Directions:
Set the following entries down again exactly, line by line.

-- start Materials provided --

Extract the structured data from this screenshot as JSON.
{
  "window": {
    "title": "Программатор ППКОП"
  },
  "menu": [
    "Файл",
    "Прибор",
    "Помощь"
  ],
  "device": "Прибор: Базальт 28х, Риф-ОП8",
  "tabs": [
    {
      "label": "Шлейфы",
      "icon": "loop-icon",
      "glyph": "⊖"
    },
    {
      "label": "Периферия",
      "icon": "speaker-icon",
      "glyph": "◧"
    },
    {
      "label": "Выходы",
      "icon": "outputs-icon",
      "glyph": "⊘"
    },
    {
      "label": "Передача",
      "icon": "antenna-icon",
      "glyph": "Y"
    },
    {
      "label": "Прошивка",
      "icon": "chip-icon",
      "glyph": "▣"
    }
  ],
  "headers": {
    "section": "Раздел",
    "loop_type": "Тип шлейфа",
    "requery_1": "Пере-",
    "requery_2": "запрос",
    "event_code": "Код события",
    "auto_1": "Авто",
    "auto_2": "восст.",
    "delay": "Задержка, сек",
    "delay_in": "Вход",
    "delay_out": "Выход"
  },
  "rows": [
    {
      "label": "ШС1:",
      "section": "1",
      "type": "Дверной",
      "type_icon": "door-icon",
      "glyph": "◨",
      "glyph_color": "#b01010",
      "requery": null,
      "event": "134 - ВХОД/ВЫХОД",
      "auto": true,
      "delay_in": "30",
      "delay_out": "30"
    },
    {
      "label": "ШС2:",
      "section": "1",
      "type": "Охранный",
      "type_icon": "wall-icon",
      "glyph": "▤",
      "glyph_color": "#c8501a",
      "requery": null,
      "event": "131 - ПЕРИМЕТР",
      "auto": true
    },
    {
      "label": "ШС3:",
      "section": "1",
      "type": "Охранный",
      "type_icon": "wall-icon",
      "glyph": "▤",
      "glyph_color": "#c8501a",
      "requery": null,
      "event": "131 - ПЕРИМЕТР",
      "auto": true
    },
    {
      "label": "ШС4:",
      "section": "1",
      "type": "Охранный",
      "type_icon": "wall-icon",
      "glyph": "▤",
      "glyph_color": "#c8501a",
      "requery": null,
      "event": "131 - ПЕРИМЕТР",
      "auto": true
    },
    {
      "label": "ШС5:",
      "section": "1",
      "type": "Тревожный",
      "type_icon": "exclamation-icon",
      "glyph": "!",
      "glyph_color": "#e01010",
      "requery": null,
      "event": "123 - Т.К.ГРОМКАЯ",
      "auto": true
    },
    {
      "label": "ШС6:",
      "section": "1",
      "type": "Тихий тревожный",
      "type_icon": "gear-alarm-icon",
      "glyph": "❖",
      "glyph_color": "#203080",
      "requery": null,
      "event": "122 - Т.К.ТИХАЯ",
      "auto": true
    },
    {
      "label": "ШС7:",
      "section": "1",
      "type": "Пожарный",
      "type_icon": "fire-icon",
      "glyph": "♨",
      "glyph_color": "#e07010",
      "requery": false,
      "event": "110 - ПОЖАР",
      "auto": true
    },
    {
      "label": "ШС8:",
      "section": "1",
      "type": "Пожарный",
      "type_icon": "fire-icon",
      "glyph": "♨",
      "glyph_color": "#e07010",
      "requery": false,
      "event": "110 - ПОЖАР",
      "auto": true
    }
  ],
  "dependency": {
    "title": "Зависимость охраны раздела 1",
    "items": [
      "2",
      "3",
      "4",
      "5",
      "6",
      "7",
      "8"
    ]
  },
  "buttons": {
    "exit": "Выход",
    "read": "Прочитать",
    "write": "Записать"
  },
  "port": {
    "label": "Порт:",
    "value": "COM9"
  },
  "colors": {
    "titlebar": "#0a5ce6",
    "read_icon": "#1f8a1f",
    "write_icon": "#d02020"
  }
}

-- end Materials provided --

Exercise response:
Extract the structured data from this screenshot as JSON.
{
  "window": {
    "title": "Программатор ППКОП"
  },
  "menu": [
    "Файл",
    "Прибор",
    "Помощь"
  ],
  "device": "Прибор: Базальт 28х, Риф-ОП8",
  "tabs": [
    {
      "label": "Шлейфы",
      "icon": "loop-icon",
      "glyph": "⊖"
    },
    {
      "label": "Периферия",
      "icon": "speaker-icon",
      "glyph": "◧"
    },
    {
      "label": "Выходы",
      "icon": "outputs-icon",
      "glyph": "⊘"
    },
    {
      "label": "Передача",
      "icon": "antenna-icon",
      "glyph": "Y"
    },
    {
      "label": "Прошивка",
      "icon": "chip-icon",
      "glyph": "▣"
    }
  ],
  "headers": {
    "section": "Раздел",
    "loop_type": "Тип шлейфа",
    "requery_1": "Пере-",
    "requery_2": "запрос",
    "event_code": "Код события",
    "auto_1": "Авто",
    "auto_2": "восст.",
    "delay": "Задержка, сек",
    "delay_in": "Вход",
    "delay_out": "Выход"
  },
  "rows": [
    {
      "label": "ШС1:",
      "section": "1",
      "type": "Дверной",
      "type_icon": "door-icon",
      "glyph": "◨",
      "glyph_color": "#b01010",
      "requery": null,
      "event": "134 - ВХОД/ВЫХОД",
      "auto": true,
      "delay_in": "30",
      "delay_out": "30"
    },
    {
      "label": "ШС2:",
      "section": "1",
      "type": "Охранный",
      "type_icon": "wall-icon",
      "glyph": "▤",
      "glyph_color": "#c8501a",
      "requery": null,
      "event": "131 - ПЕРИМЕТР",
      "auto": true
    },
    {
      "label": "ШС3:",
      "section": "1",
      "type": "Охранный",
      "type_icon": "wall-icon",
      "glyph": "▤",
      "glyph_color": "#c8501a",
      "requery": null,
      "event": "131 - ПЕРИМЕТР",
      "auto": true
    },
    {
      "label": "ШС4:",
      "section": "1",
      "type": "Охранный",
      "type_icon": "wall-icon",
      "glyph": "▤",
      "glyph_color": "#c8501a",
      "requery": null,
      "event": "131 - ПЕРИМЕТР",
      "auto": true
    },
    {
      "label": "ШС5:",
      "section": "1",
      "type": "Тревожный",
      "type_icon": "exclamation-icon",
      "glyph": "!",
      "glyph_color": "#e01010",
      "requery": null,
      "event": "123 - Т.К.ГРОМКАЯ",
      "auto": true
    },
    {
      "label": "ШС6:",
      "section": "1",
      "type": "Тихий тревожный",
      "type_icon": "gear-alarm-icon",
      "glyph": "❖",
      "glyph_color": "#203080",
      "requery": null,
      "event": "122 - Т.К.ТИХАЯ",
      "auto": true
    },
    {
      "label": "ШС7:",
      "section": "1",
      "type": "Пожарный",
      "type_icon": "fire-icon",
      "glyph": "♨",
      "glyph_color": "#e07010",
      "requery": false,
      "event": "110 - ПОЖАР",
      "auto": true
    },
    {
      "label": "ШС8:",
      "section": "1",
      "type": "Пожарный",
      "type_icon": "fire-icon",
      "glyph": "♨",
      "glyph_color": "#e07010",
      "requery": false,
      "event": "110 - ПОЖАР",
      "auto": true
    }
  ],
  "dependency": {
    "title": "Зависимость охраны раздела 1",
    "items": [
      "2",
      "3",
      "4",
      "5",
      "6",
      "7",
      "8"
    ]
  },
  "buttons": {
    "exit": "Выход",
    "read": "Прочитать",
    "write": "Записать"
  },
  "port": {
    "label": "Порт:",
    "value": "COM9"
  },
  "colors": {
    "titlebar": "#0a5ce6",
    "read_icon": "#1f8a1f",
    "write_icon": "#d02020"
  }
}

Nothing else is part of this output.